Stated goal >> Filter the entries and keep only the lines where the string "description" appears.

Data for this task >>
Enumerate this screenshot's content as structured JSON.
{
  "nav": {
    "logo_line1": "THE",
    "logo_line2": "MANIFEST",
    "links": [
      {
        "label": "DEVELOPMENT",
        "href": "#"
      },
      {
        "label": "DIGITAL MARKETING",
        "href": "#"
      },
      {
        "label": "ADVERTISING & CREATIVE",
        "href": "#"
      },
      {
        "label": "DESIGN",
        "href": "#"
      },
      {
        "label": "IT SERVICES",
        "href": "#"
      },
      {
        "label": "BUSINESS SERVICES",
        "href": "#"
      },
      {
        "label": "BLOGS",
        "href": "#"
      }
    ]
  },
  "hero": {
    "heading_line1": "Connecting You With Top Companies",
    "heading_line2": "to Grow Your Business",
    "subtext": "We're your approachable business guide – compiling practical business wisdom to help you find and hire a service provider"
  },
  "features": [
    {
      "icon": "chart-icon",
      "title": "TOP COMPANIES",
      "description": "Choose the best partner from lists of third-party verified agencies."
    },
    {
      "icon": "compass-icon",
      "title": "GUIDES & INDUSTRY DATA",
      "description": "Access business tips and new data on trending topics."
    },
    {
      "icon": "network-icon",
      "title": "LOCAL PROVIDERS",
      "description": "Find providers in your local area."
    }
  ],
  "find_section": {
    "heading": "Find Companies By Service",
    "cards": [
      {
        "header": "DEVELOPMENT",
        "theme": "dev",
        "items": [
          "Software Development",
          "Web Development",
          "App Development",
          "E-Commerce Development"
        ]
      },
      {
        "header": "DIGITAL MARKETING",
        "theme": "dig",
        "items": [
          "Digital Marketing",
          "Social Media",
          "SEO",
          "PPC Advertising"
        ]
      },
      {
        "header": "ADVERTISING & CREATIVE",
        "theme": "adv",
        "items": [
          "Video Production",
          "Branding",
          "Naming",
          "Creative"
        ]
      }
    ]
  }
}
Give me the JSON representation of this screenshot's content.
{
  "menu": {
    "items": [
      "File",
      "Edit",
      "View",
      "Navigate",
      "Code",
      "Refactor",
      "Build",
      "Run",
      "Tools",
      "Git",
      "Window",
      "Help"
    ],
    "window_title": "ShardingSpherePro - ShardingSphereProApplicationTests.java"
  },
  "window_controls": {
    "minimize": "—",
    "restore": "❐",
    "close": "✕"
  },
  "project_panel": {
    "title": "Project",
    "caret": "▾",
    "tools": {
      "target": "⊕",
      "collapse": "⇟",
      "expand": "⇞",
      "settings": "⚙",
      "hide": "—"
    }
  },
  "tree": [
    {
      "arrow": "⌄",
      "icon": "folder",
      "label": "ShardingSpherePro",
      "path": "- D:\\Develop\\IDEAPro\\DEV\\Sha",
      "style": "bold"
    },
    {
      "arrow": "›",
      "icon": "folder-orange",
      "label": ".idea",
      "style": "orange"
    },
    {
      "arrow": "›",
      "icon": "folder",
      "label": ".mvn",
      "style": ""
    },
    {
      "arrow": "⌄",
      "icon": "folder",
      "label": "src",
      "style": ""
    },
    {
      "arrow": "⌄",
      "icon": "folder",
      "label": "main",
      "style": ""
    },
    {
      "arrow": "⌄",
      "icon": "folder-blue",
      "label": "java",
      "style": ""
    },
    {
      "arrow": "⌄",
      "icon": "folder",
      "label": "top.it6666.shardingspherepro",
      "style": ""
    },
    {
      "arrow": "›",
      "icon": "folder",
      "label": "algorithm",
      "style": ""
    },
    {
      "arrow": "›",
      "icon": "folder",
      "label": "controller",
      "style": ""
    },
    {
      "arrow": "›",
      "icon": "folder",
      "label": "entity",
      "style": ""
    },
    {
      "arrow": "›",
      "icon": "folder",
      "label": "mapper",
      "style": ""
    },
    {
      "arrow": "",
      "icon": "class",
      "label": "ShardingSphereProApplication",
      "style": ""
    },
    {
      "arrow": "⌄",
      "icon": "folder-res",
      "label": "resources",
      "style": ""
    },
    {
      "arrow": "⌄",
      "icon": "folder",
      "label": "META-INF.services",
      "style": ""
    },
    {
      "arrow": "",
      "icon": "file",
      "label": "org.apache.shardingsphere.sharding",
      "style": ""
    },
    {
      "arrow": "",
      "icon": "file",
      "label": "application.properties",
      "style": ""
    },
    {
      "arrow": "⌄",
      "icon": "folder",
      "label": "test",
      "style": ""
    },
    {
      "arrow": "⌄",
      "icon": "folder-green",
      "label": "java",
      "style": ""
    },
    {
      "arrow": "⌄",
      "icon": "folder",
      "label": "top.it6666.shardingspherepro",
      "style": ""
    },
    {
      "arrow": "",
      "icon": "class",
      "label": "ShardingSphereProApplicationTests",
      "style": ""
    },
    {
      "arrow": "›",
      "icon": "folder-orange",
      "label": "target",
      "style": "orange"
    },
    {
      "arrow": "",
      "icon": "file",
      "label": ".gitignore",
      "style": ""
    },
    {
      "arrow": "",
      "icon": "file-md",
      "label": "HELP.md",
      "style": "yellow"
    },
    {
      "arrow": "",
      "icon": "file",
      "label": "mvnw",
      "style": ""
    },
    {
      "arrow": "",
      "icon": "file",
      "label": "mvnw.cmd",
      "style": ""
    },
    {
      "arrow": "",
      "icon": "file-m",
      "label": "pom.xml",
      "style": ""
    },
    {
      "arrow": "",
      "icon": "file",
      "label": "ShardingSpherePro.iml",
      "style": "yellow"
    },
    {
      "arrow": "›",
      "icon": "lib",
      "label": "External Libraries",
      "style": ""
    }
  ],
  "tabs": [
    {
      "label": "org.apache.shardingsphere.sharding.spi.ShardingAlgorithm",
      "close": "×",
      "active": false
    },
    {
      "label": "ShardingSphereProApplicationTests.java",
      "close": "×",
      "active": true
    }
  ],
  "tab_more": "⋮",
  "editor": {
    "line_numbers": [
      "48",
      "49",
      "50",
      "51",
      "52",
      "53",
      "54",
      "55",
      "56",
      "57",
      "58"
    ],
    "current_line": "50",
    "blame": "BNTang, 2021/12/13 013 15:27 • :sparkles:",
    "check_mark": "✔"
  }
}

Result of the exercise >>
      "description": "Choose the best partner from lists of third-party verified agencies."
      "description": "Access business tips and new data on trending topics."
      "description": "Find providers in your local area."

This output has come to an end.